## [EXERCISE DIRECTIONS]
All of the lines below are to be printed again exactly; images are excluded from the output.
/---
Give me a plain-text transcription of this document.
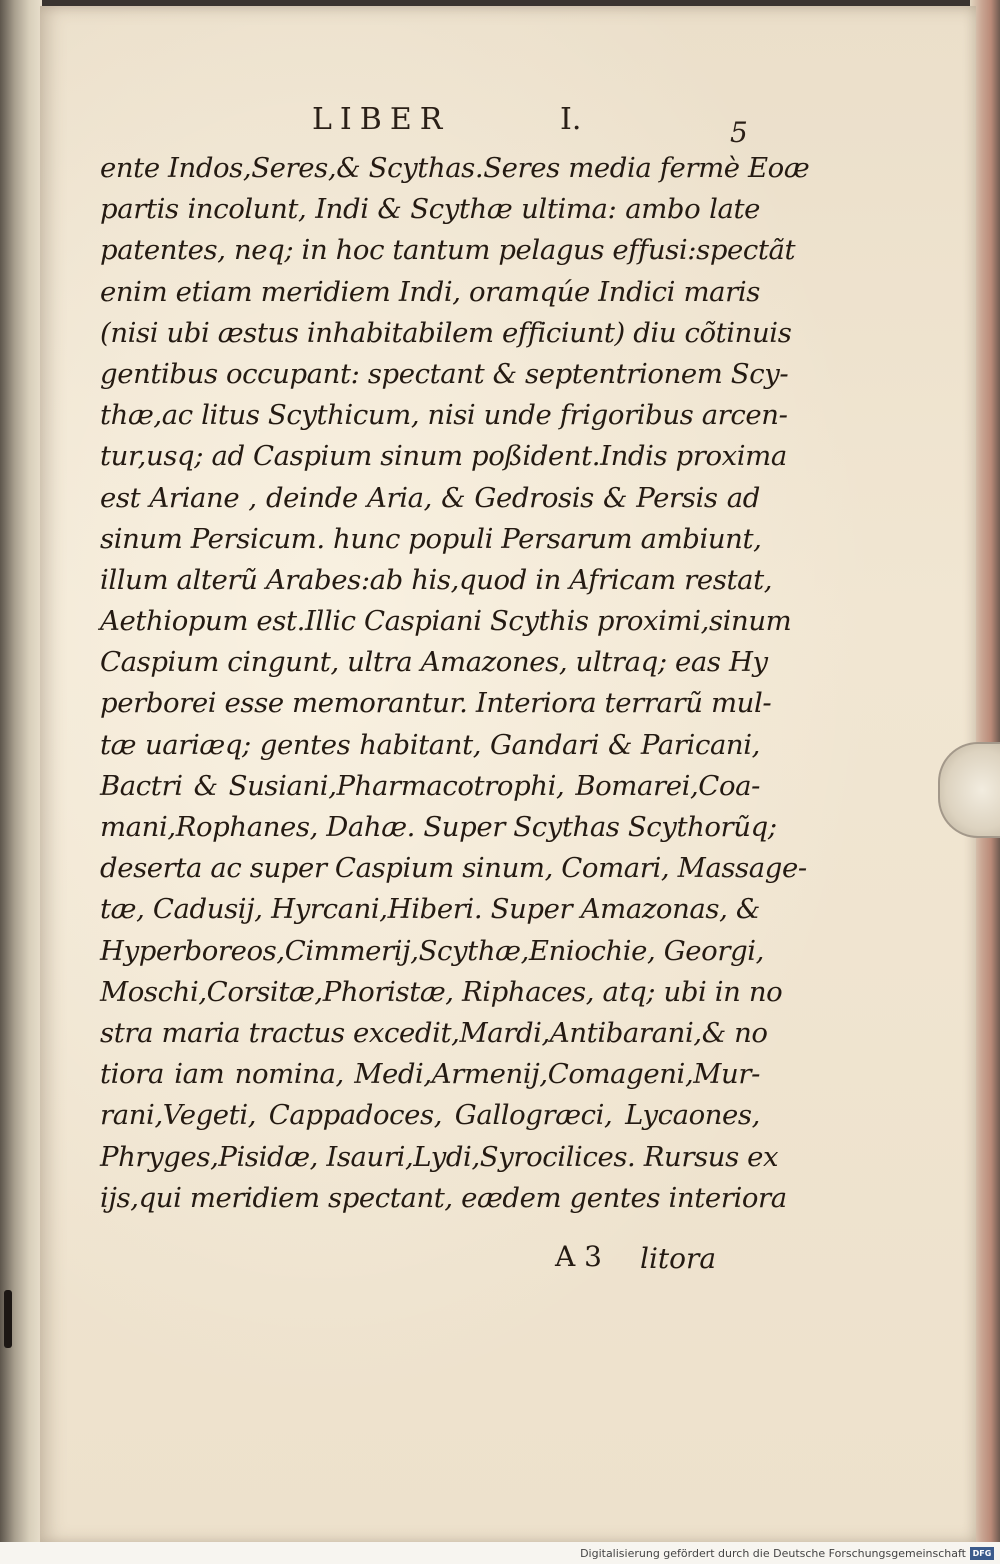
LIBER	I.	5
ente Indos,Seres,& Scythas.Seres media fermè Eoæ
partis incolunt, Indi & Scythæ ultima: ambo late
patentes, neq; in hoc tantum pelagus effusi:spectãt
enim etiam meridiem Indi, oramqúe Indici maris
(nisi ubi æstus inhabitabilem efficiunt) diu cõtinuis
gentibus occupant: spectant & septentrionem Scy-
thæ,ac litus Scythicum, nisi unde frigoribus arcen-
tur,usq; ad Caspium sinum poßident.Indis proxima
est Ariane , deinde Aria, & Gedrosis & Persis ad
sinum Persicum. hunc populi Persarum ambiunt,
illum alterũ Arabes:ab his,quod in Africam restat,
Aethiopum est.Illic Caspiani Scythis proximi,sinum
Caspium cingunt, ultra Amazones, ultraq; eas Hy
perborei esse memorantur. Interiora terrarũ mul-
tæ uariæq; gentes habitant, Gandari & Paricani,
Bactri & Susiani,Pharmacotrophi, Bomarei,Coa-
mani,Rophanes, Dahæ. Super Scythas Scythorũq;
deserta ac super Caspium sinum, Comari, Massage-
tæ, Cadusij, Hyrcani,Hiberi. Super Amazonas, &
Hyperboreos,Cimmerij,Scythæ,Eniochie, Georgi,
Moschi,Corsitæ,Phoristæ, Riphaces, atq; ubi in no
stra maria tractus excedit,Mardi,Antibarani,& no
tiora iam nomina, Medi,Armenij,Comageni,Mur-
rani,Vegeti, Cappadoces, Gallogræci, Lycaones,
Phryges,Pisidæ, Isauri,Lydi,Syrocilices. Rursus ex
ijs,qui meridiem spectant, eædem gentes interiora
A 3 litora
Digitalisierung gefördert durch die Deutsche Forschungsgemeinschaft DFG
\---
## [TASK RESULT]
Give me a plain-text transcription of this document.
LIBER	I.	5
ente Indos,Seres,& Scythas.Seres media fermè Eoæ
partis incolunt, Indi & Scythæ ultima: ambo late
patentes, neq; in hoc tantum pelagus effusi:spectãt
enim etiam meridiem Indi, oramqúe Indici maris
(nisi ubi æstus inhabitabilem efficiunt) diu cõtinuis
gentibus occupant: spectant & septentrionem Scy-
thæ,ac litus Scythicum, nisi unde frigoribus arcen-
tur,usq; ad Caspium sinum poßident.Indis proxima
est Ariane , deinde Aria, & Gedrosis & Persis ad
sinum Persicum. hunc populi Persarum ambiunt,
illum alterũ Arabes:ab his,quod in Africam restat,
Aethiopum est.Illic Caspiani Scythis proximi,sinum
Caspium cingunt, ultra Amazones, ultraq; eas Hy
perborei esse memorantur. Interiora terrarũ mul-
tæ uariæq; gentes habitant, Gandari & Paricani,
Bactri & Susiani,Pharmacotrophi, Bomarei,Coa-
mani,Rophanes, Dahæ. Super Scythas Scythorũq;
deserta ac super Caspium sinum, Comari, Massage-
tæ, Cadusij, Hyrcani,Hiberi. Super Amazonas, &
Hyperboreos,Cimmerij,Scythæ,Eniochie, Georgi,
Moschi,Corsitæ,Phoristæ, Riphaces, atq; ubi in no
stra maria tractus excedit,Mardi,Antibarani,& no
tiora iam nomina, Medi,Armenij,Comageni,Mur-
rani,Vegeti, Cappadoces, Gallogræci, Lycaones,
Phryges,Pisidæ, Isauri,Lydi,Syrocilices. Rursus ex
ijs,qui meridiem spectant, eædem gentes interiora
A 3 litora
Digitalisierung gefördert durch die Deutsche Forschungsgemeinschaft DFG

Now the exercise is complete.